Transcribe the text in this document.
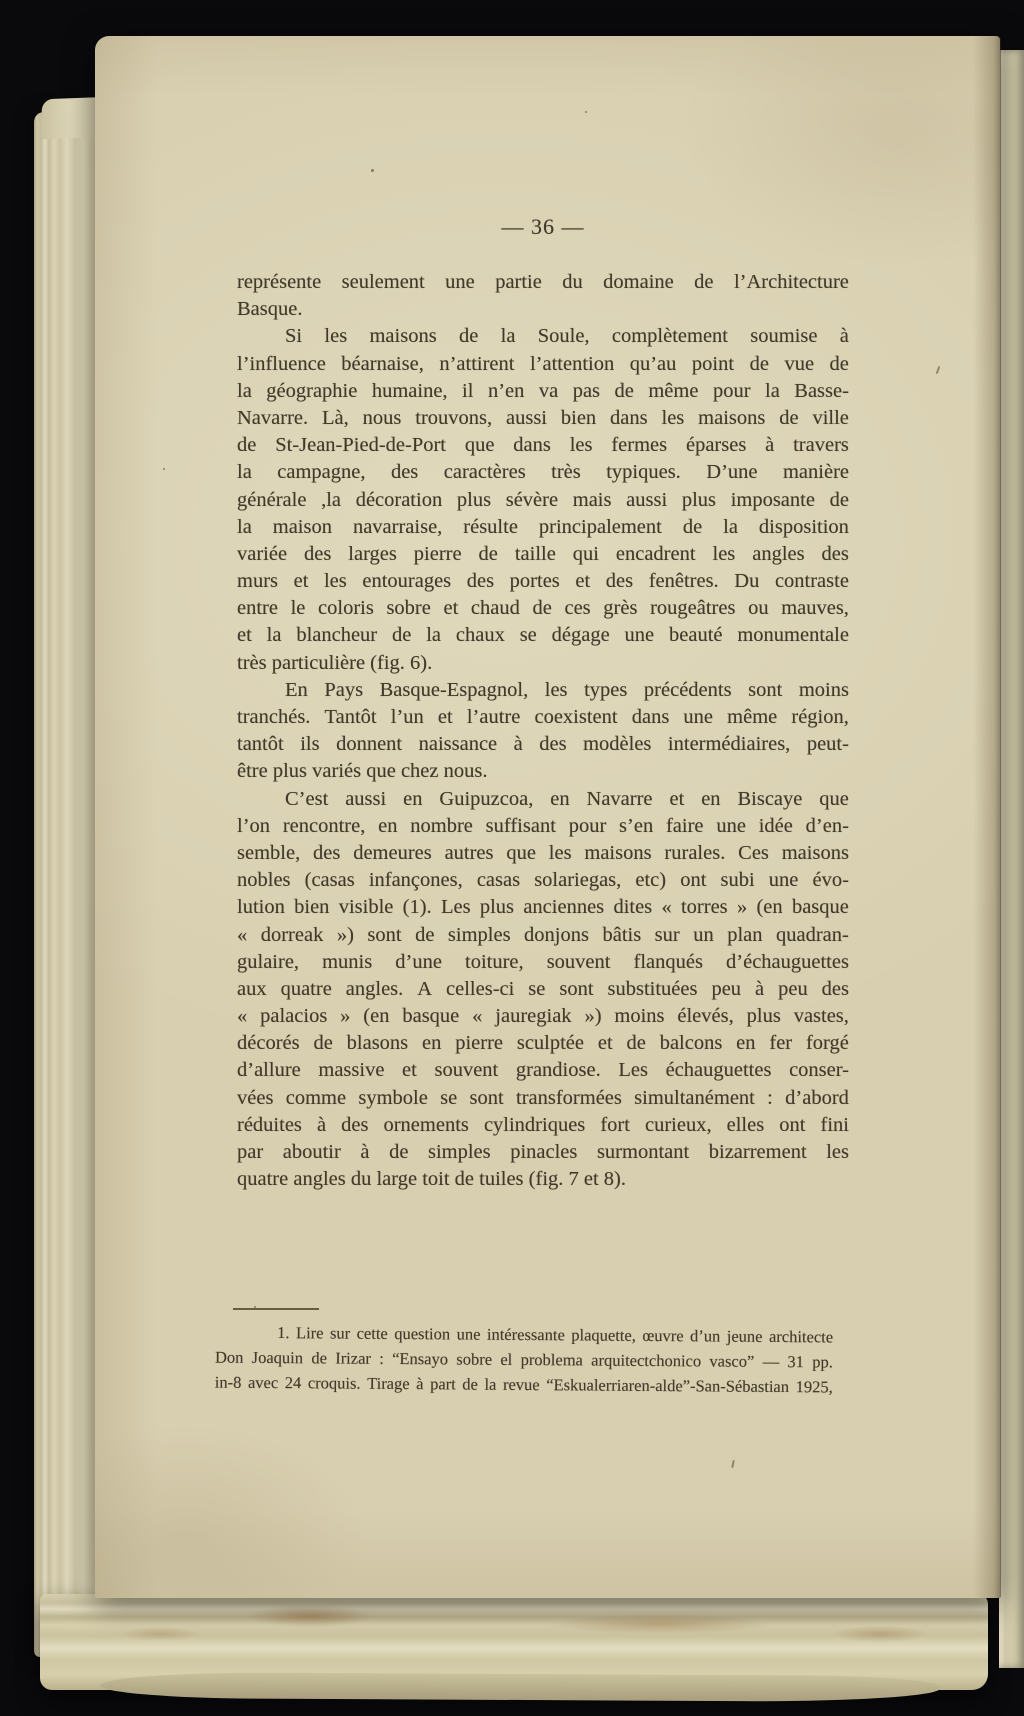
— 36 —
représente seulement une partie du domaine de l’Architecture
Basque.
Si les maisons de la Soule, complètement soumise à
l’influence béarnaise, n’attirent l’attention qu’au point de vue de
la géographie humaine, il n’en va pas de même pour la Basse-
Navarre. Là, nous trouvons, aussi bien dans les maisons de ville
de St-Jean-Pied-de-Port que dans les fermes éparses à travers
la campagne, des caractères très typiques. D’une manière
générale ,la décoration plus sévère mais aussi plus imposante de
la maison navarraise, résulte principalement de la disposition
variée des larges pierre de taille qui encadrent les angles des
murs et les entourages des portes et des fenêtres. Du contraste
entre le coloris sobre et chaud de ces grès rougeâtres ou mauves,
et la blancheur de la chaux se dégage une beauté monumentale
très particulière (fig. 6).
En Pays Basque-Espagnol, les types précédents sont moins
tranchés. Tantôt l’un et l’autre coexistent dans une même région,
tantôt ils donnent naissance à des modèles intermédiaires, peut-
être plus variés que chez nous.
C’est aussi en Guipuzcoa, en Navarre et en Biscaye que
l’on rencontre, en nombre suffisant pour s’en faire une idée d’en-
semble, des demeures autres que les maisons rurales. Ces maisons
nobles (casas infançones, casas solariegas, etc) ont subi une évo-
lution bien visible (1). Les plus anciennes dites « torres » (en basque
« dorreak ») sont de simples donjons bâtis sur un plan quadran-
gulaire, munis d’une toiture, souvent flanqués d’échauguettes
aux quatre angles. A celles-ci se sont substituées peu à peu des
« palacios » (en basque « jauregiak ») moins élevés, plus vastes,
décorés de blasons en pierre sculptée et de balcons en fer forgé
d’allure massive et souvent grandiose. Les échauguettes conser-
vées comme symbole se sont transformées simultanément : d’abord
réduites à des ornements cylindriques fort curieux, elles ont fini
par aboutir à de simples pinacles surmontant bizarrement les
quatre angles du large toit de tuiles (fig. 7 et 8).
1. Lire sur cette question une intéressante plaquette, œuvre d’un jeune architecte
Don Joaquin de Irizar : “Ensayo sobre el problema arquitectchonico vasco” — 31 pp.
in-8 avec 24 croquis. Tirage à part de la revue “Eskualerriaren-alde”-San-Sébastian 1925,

---+---

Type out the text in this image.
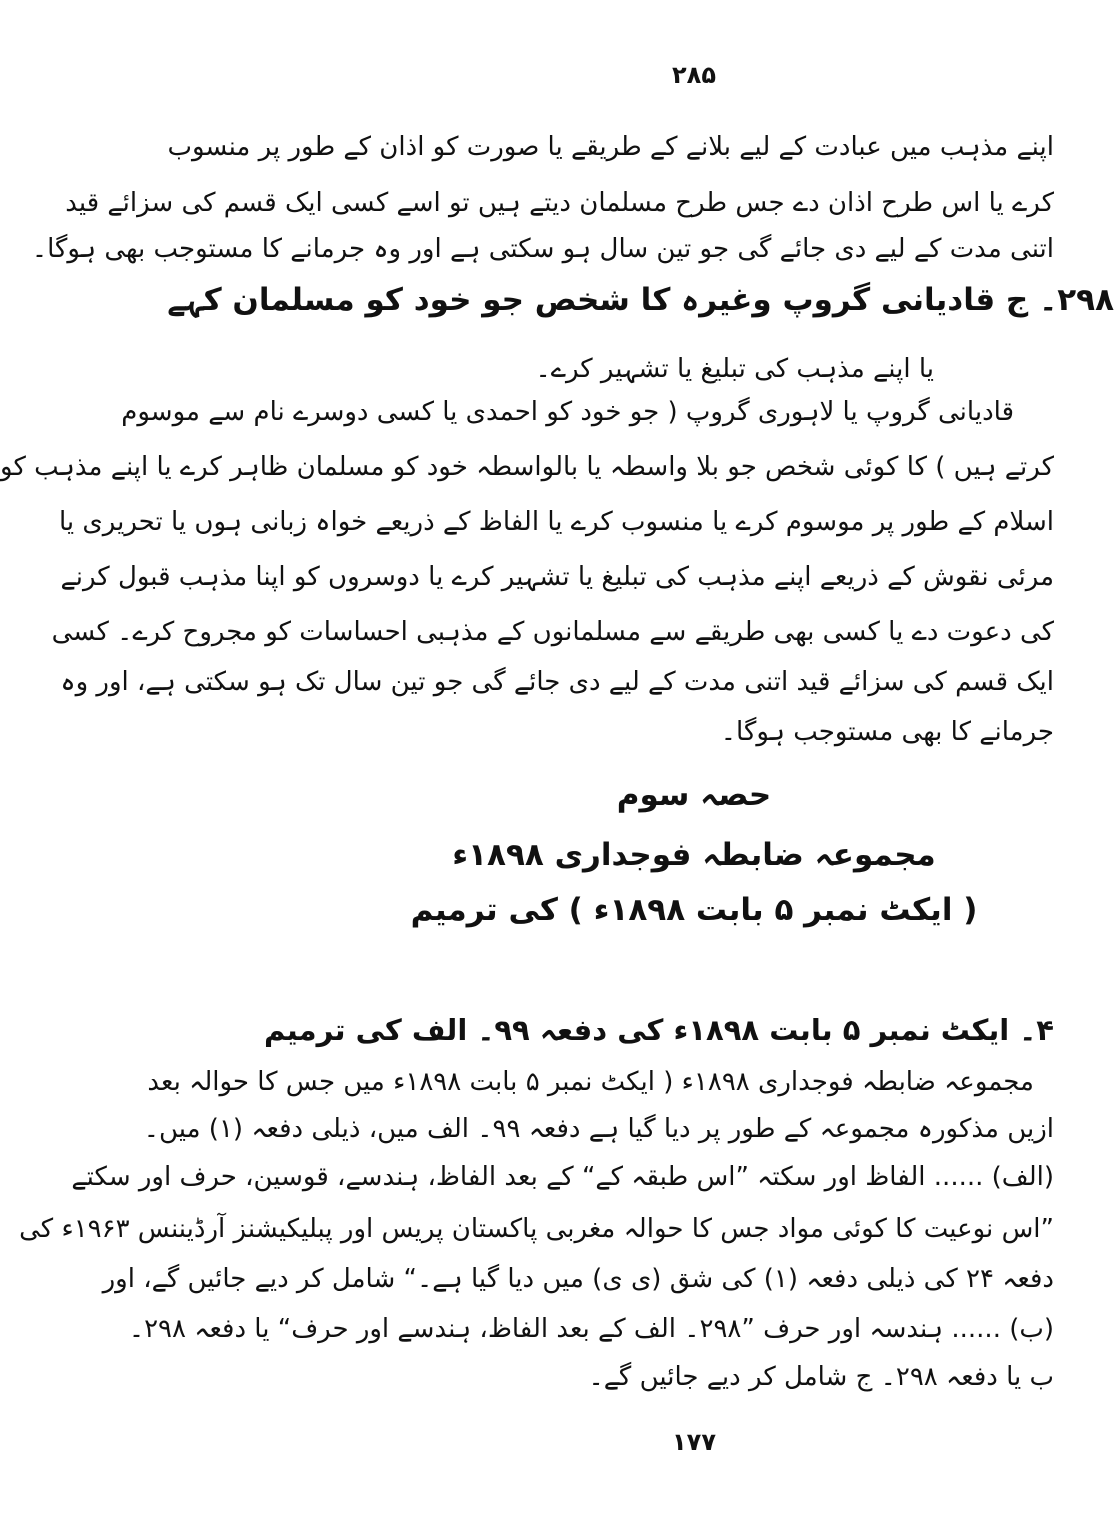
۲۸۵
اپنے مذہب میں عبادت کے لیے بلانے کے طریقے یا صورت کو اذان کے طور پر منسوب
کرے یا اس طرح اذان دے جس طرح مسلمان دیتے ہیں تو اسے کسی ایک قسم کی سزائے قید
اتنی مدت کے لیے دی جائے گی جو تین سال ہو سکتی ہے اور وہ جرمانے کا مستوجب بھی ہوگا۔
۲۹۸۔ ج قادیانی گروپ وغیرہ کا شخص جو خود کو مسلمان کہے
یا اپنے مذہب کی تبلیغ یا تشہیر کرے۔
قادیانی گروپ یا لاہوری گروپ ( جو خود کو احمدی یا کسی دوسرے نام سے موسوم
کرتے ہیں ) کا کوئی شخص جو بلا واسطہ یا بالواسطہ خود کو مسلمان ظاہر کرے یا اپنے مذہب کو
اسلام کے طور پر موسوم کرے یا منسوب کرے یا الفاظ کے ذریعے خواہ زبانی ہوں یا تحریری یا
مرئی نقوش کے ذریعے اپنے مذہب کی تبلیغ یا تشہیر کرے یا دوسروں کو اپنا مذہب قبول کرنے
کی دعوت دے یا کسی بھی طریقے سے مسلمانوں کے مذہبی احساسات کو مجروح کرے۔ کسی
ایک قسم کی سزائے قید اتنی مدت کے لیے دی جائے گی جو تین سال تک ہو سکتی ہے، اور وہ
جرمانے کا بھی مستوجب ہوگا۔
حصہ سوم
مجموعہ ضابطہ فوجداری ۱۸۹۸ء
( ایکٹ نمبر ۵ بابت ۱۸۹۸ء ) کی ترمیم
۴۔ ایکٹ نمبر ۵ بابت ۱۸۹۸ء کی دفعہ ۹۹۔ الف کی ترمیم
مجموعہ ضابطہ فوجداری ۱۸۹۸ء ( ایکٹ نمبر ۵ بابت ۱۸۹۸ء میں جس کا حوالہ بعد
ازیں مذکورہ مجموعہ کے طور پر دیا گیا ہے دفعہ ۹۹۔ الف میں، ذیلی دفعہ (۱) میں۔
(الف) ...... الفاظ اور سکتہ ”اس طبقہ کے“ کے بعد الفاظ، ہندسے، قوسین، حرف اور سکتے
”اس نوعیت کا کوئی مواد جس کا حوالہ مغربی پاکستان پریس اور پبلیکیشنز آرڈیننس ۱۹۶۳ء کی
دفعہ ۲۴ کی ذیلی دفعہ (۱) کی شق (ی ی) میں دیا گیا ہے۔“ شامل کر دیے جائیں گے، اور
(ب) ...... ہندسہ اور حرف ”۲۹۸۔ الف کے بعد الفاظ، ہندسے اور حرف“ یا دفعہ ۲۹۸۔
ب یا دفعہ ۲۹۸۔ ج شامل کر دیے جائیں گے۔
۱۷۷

---+---

▶ _STATED PROBLEM_
Copy every line of the data that holds the string "بابت".

▶ _RIGHT ANSWER_
( ایکٹ نمبر ۵ بابت ۱۸۹۸ء ) کی ترمیم
۴۔ ایکٹ نمبر ۵ بابت ۱۸۹۸ء کی دفعہ ۹۹۔ الف کی ترمیم
مجموعہ ضابطہ فوجداری ۱۸۹۸ء ( ایکٹ نمبر ۵ بابت ۱۸۹۸ء میں جس کا حوالہ بعد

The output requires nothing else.